> [Required work]: Every record below should be printed exactly as it appears.

(Dataset records)

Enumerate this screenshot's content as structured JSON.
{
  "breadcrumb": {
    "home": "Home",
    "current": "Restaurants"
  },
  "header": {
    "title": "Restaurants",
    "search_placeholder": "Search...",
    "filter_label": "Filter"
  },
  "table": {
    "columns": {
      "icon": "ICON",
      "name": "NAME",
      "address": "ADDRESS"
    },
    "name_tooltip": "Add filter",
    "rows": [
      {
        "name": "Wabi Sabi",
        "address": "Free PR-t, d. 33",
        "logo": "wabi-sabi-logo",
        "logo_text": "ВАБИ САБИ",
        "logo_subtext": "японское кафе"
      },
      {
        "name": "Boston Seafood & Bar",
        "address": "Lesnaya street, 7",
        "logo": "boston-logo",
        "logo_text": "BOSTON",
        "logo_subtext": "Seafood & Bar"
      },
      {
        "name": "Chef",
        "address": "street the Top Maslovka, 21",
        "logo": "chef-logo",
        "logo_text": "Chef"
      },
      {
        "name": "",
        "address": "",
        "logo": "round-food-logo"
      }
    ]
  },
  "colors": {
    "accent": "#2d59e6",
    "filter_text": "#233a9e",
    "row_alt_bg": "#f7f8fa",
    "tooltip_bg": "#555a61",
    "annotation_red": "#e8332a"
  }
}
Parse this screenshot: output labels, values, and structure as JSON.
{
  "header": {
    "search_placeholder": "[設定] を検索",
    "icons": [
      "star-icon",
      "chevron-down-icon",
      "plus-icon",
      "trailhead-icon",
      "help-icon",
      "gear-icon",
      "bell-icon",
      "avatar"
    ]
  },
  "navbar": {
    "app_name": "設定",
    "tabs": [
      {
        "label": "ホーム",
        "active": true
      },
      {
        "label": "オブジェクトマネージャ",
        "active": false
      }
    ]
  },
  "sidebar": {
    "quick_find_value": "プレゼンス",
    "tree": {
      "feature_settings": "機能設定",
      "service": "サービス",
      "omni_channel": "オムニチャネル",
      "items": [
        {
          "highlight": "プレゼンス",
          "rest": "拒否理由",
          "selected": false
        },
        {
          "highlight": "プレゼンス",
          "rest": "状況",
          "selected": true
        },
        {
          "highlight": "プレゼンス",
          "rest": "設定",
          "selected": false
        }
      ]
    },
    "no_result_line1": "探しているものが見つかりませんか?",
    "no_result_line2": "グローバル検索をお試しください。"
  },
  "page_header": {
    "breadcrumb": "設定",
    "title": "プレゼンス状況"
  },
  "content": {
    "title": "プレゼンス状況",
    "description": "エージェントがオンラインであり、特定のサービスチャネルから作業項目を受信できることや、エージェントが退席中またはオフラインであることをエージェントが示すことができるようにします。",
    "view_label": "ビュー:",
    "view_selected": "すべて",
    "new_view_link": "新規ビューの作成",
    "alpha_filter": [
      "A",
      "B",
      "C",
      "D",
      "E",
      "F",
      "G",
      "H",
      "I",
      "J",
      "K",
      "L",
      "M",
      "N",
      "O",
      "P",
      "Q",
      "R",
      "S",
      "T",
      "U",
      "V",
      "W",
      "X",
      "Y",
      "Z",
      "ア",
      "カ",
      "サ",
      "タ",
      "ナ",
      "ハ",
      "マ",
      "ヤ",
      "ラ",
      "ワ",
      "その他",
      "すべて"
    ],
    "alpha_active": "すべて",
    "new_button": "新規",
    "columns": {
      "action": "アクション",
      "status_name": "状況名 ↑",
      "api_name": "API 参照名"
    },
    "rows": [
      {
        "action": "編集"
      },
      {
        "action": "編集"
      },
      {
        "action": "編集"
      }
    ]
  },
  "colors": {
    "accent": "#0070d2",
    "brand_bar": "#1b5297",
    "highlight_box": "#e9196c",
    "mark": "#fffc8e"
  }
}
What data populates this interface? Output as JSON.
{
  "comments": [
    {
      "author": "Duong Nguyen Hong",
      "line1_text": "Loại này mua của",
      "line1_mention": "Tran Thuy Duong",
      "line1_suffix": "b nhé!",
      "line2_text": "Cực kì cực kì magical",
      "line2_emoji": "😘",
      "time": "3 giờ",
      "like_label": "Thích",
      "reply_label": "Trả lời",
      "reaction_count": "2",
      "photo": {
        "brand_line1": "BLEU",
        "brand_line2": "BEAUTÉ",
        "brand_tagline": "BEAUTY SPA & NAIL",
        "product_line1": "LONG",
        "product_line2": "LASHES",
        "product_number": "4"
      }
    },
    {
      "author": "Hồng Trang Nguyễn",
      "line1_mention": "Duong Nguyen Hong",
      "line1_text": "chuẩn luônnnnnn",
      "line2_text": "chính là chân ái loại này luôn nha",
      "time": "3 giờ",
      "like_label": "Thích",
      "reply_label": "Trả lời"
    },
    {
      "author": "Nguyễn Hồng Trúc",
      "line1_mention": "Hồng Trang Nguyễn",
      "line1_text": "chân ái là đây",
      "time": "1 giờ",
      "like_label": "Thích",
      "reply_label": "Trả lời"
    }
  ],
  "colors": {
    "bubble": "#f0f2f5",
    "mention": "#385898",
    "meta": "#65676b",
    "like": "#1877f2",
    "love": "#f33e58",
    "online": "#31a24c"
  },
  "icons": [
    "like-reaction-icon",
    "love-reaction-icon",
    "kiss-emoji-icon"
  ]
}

> [Correct answer]:
Enumerate this screenshot's content as structured JSON.
{
  "breadcrumb": {
    "home": "Home",
    "current": "Restaurants"
  },
  "header": {
    "title": "Restaurants",
    "search_placeholder": "Search...",
    "filter_label": "Filter"
  },
  "table": {
    "columns": {
      "icon": "ICON",
      "name": "NAME",
      "address": "ADDRESS"
    },
    "name_tooltip": "Add filter",
    "rows": [
      {
        "name": "Wabi Sabi",
        "address": "Free PR-t, d. 33",
        "logo": "wabi-sabi-logo",
        "logo_text": "ВАБИ САБИ",
        "logo_subtext": "японское кафе"
      },
      {
        "name": "Boston Seafood & Bar",
        "address": "Lesnaya street, 7",
        "logo": "boston-logo",
        "logo_text": "BOSTON",
        "logo_subtext": "Seafood & Bar"
      },
      {
        "name": "Chef",
        "address": "street the Top Maslovka, 21",
        "logo": "chef-logo",
        "logo_text": "Chef"
      },
      {
        "name": "",
        "address": "",
        "logo": "round-food-logo"
      }
    ]
  },
  "colors": {
    "accent": "#2d59e6",
    "filter_text": "#233a9e",
    "row_alt_bg": "#f7f8fa",
    "tooltip_bg": "#555a61",
    "annotation_red": "#e8332a"
  }
}
Parse this screenshot: output labels, values, and structure as JSON.
{
  "header": {
    "search_placeholder": "[設定] を検索",
    "icons": [
      "star-icon",
      "chevron-down-icon",
      "plus-icon",
      "trailhead-icon",
      "help-icon",
      "gear-icon",
      "bell-icon",
      "avatar"
    ]
  },
  "navbar": {
    "app_name": "設定",
    "tabs": [
      {
        "label": "ホーム",
        "active": true
      },
      {
        "label": "オブジェクトマネージャ",
        "active": false
      }
    ]
  },
  "sidebar": {
    "quick_find_value": "プレゼンス",
    "tree": {
      "feature_settings": "機能設定",
      "service": "サービス",
      "omni_channel": "オムニチャネル",
      "items": [
        {
          "highlight": "プレゼンス",
          "rest": "拒否理由",
          "selected": false
        },
        {
          "highlight": "プレゼンス",
          "rest": "状況",
          "selected": true
        },
        {
          "highlight": "プレゼンス",
          "rest": "設定",
          "selected": false
        }
      ]
    },
    "no_result_line1": "探しているものが見つかりませんか?",
    "no_result_line2": "グローバル検索をお試しください。"
  },
  "page_header": {
    "breadcrumb": "設定",
    "title": "プレゼンス状況"
  },
  "content": {
    "title": "プレゼンス状況",
    "description": "エージェントがオンラインであり、特定のサービスチャネルから作業項目を受信できることや、エージェントが退席中またはオフラインであることをエージェントが示すことができるようにします。",
    "view_label": "ビュー:",
    "view_selected": "すべて",
    "new_view_link": "新規ビューの作成",
    "alpha_filter": [
      "A",
      "B",
      "C",
      "D",
      "E",
      "F",
      "G",
      "H",
      "I",
      "J",
      "K",
      "L",
      "M",
      "N",
      "O",
      "P",
      "Q",
      "R",
      "S",
      "T",
      "U",
      "V",
      "W",
      "X",
      "Y",
      "Z",
      "ア",
      "カ",
      "サ",
      "タ",
      "ナ",
      "ハ",
      "マ",
      "ヤ",
      "ラ",
      "ワ",
      "その他",
      "すべて"
    ],
    "alpha_active": "すべて",
    "new_button": "新規",
    "columns": {
      "action": "アクション",
      "status_name": "状況名 ↑",
      "api_name": "API 参照名"
    },
    "rows": [
      {
        "action": "編集"
      },
      {
        "action": "編集"
      },
      {
        "action": "編集"
      }
    ]
  },
  "colors": {
    "accent": "#0070d2",
    "brand_bar": "#1b5297",
    "highlight_box": "#e9196c",
    "mark": "#fffc8e"
  }
}
What data populates this interface? Output as JSON.
{
  "comments": [
    {
      "author": "Duong Nguyen Hong",
      "line1_text": "Loại này mua của",
      "line1_mention": "Tran Thuy Duong",
      "line1_suffix": "b nhé!",
      "line2_text": "Cực kì cực kì magical",
      "line2_emoji": "😘",
      "time": "3 giờ",
      "like_label": "Thích",
      "reply_label": "Trả lời",
      "reaction_count": "2",
      "photo": {
        "brand_line1": "BLEU",
        "brand_line2": "BEAUTÉ",
        "brand_tagline": "BEAUTY SPA & NAIL",
        "product_line1": "LONG",
        "product_line2": "LASHES",
        "product_number": "4"
      }
    },
    {
      "author": "Hồng Trang Nguyễn",
      "line1_mention": "Duong Nguyen Hong",
      "line1_text": "chuẩn luônnnnnn",
      "line2_text": "chính là chân ái loại này luôn nha",
      "time": "3 giờ",
      "like_label": "Thích",
      "reply_label": "Trả lời"
    },
    {
      "author": "Nguyễn Hồng Trúc",
      "line1_mention": "Hồng Trang Nguyễn",
      "line1_text": "chân ái là đây",
      "time": "1 giờ",
      "like_label": "Thích",
      "reply_label": "Trả lời"
    }
  ],
  "colors": {
    "bubble": "#f0f2f5",
    "mention": "#385898",
    "meta": "#65676b",
    "like": "#1877f2",
    "love": "#f33e58",
    "online": "#31a24c"
  },
  "icons": [
    "like-reaction-icon",
    "love-reaction-icon",
    "kiss-emoji-icon"
  ]
}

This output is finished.